§ **CHALLENGE**
Exactly repeat the material, dropping only the pictures.

§ **DATA FOR PROCESSING**

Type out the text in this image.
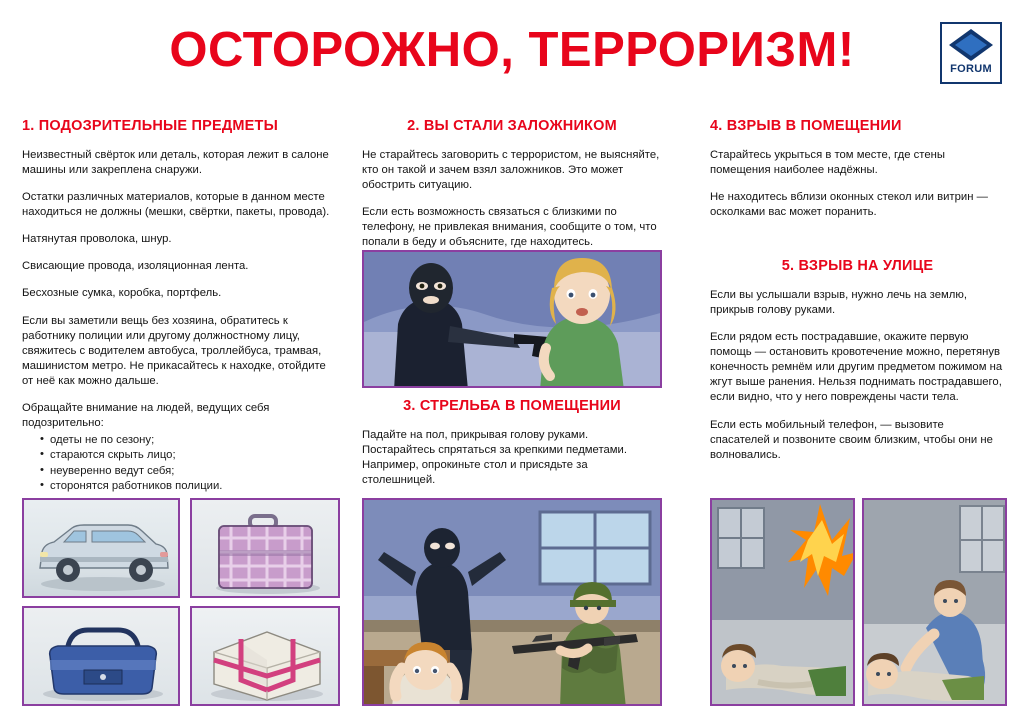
ОСТОРОЖНО, ТЕРРОРИЗМ!	FORUM
1. ПОДОЗРИТЕЛЬНЫЕ ПРЕДМЕТЫ

Неизвестный свёрток или деталь, которая лежит в салоне машины или закреплена снаружи.

Остатки различных материалов, которые в данном месте находиться не должны (мешки, свёртки, пакеты, провода).

Натянутая проволока, шнур.

Свисающие провода, изоляционная лента.

Бесхозные сумка, коробка, портфель.

Если вы заметили вещь без хозяина, обратитесь к работнику полиции или другому должностному лицу, свяжитесь с водителем автобуса, троллейбуса, трамвая, машинистом метро. Не прикасайтесь к находке, отойдите от неё как можно дальше.

Обращайте внимание на людей, ведущих себя подозрительно:

• одеты не по сезону;
• стараются скрыть лицо;
• неуверенно ведут себя;
• сторонятся работников полиции.
2. ВЫ СТАЛИ ЗАЛОЖНИКОМ

Не старайтесь заговорить с террористом, не выясняйте, кто он такой и зачем взял заложников. Это может обострить ситуацию.

Если есть возможность связаться с близкими по телефону, не привлекая внимания, сообщите о том, что попали в беду и объясните, где находитесь.

4. ВЗРЫВ В ПОМЕЩЕНИИ

Старайтесь укрыться в том месте, где стены помещения наиболее надёжны.

Не находитесь вблизи оконных стекол или витрин — осколками вас может поранить.

3. СТРЕЛЬБА В ПОМЕЩЕНИИ

Падайте на пол, прикрывая голову руками. Постарайтесь спрятаться за крепкими педметами. Например, опрокиньте стол и присядьте за столешницей.

5. ВЗРЫВ НА УЛИЦЕ

Если вы услышали взрыв, нужно лечь на землю, прикрыв голову руками.

Если рядом есть пострадавшие, окажите первую помощь — остановить кровотечение можно, перетянув конечность ремнём или другим предметом пожимом на жгут выше ранения. Нельзя поднимать пострадавшего, если видно, что у него повреждены части тела.

Если есть мобильный телефон, — вызовите спасателей и позвоните своим близким, чтобы они не волновались.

§ **CORRECT OUTPUT**
Type out the text in this image.
ОСТОРОЖНО, ТЕРРОРИЗМ!	FORUM
1. ПОДОЗРИТЕЛЬНЫЕ ПРЕДМЕТЫ

Неизвестный свёрток или деталь, которая лежит в салоне машины или закреплена снаружи.

Остатки различных материалов, которые в данном месте находиться не должны (мешки, свёртки, пакеты, провода).

Натянутая проволока, шнур.

Свисающие провода, изоляционная лента.

Бесхозные сумка, коробка, портфель.

Если вы заметили вещь без хозяина, обратитесь к работнику полиции или другому должностному лицу, свяжитесь с водителем автобуса, троллейбуса, трамвая, машинистом метро. Не прикасайтесь к находке, отойдите от неё как можно дальше.

Обращайте внимание на людей, ведущих себя подозрительно:

• одеты не по сезону;
• стараются скрыть лицо;
• неуверенно ведут себя;
• сторонятся работников полиции.
2. ВЫ СТАЛИ ЗАЛОЖНИКОМ

Не старайтесь заговорить с террористом, не выясняйте, кто он такой и зачем взял заложников. Это может обострить ситуацию.

Если есть возможность связаться с близкими по телефону, не привлекая внимания, сообщите о том, что попали в беду и объясните, где находитесь.

4. ВЗРЫВ В ПОМЕЩЕНИИ

Старайтесь укрыться в том месте, где стены помещения наиболее надёжны.

Не находитесь вблизи оконных стекол или витрин — осколками вас может поранить.

3. СТРЕЛЬБА В ПОМЕЩЕНИИ

Падайте на пол, прикрывая голову руками. Постарайтесь спрятаться за крепкими педметами. Например, опрокиньте стол и присядьте за столешницей.

5. ВЗРЫВ НА УЛИЦЕ

Если вы услышали взрыв, нужно лечь на землю, прикрыв голову руками.

Если рядом есть пострадавшие, окажите первую помощь — остановить кровотечение можно, перетянув конечность ремнём или другим предметом пожимом на жгут выше ранения. Нельзя поднимать пострадавшего, если видно, что у него повреждены части тела.

Если есть мобильный телефон, — вызовите спасателей и позвоните своим близким, чтобы они не волновались.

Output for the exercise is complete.